## Exercise directions
In the entries that follow, find the word "土地管理法" and report each line it is on.

## The data
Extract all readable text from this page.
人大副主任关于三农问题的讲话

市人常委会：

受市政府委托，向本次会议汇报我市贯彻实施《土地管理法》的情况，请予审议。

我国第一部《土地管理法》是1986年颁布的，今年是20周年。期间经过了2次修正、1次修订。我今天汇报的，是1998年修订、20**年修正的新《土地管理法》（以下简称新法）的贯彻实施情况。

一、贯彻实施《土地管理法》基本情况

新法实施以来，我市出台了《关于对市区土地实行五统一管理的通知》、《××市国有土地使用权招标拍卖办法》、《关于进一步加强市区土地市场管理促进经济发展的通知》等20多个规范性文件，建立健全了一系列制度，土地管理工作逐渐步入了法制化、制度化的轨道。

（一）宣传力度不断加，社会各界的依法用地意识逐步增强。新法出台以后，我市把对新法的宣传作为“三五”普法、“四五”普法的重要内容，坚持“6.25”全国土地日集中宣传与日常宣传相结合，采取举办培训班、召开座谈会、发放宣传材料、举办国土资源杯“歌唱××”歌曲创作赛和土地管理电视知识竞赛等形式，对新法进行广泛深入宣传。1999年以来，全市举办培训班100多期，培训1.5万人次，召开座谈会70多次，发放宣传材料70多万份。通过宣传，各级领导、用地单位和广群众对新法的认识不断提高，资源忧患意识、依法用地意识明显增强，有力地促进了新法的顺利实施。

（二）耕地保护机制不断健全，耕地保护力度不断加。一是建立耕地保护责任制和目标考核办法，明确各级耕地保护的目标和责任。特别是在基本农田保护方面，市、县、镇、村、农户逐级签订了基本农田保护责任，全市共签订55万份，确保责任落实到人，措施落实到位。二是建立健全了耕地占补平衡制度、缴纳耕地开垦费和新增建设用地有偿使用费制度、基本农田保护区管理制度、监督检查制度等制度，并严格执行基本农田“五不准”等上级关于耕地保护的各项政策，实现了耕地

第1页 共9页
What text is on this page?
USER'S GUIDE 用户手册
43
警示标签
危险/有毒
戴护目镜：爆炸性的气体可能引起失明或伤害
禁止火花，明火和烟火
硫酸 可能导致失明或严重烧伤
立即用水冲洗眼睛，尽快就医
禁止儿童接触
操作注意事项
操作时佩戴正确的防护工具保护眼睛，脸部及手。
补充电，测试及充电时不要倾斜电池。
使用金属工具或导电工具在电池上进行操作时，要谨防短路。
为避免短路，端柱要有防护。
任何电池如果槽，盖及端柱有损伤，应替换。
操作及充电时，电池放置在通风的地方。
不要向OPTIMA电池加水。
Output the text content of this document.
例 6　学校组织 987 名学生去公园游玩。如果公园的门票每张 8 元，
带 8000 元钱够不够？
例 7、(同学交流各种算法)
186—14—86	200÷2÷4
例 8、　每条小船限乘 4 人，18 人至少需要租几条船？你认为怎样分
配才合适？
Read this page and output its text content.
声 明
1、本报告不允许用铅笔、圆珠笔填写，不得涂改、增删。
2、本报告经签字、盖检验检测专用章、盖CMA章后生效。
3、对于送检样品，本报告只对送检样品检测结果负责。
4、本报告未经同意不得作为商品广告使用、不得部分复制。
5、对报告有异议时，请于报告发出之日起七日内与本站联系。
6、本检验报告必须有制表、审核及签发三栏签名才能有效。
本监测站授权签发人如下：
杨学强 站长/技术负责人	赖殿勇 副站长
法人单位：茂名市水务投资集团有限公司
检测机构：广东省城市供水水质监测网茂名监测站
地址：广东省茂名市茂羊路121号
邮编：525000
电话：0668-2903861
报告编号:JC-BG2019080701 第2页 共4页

## Answer in full
受市政府委托，向本次会议汇报我市贯彻实施《土地管理法》的情况，请予审议。
我国第一部《土地管理法》是1986年颁布的，今年是20周年。期间经过了2次修正、1次修订。我今天汇报的，是1998年修订、20**年修正的新《土地管理法》（以下简称新法）的贯彻实施情况。
一、贯彻实施《土地管理法》基本情况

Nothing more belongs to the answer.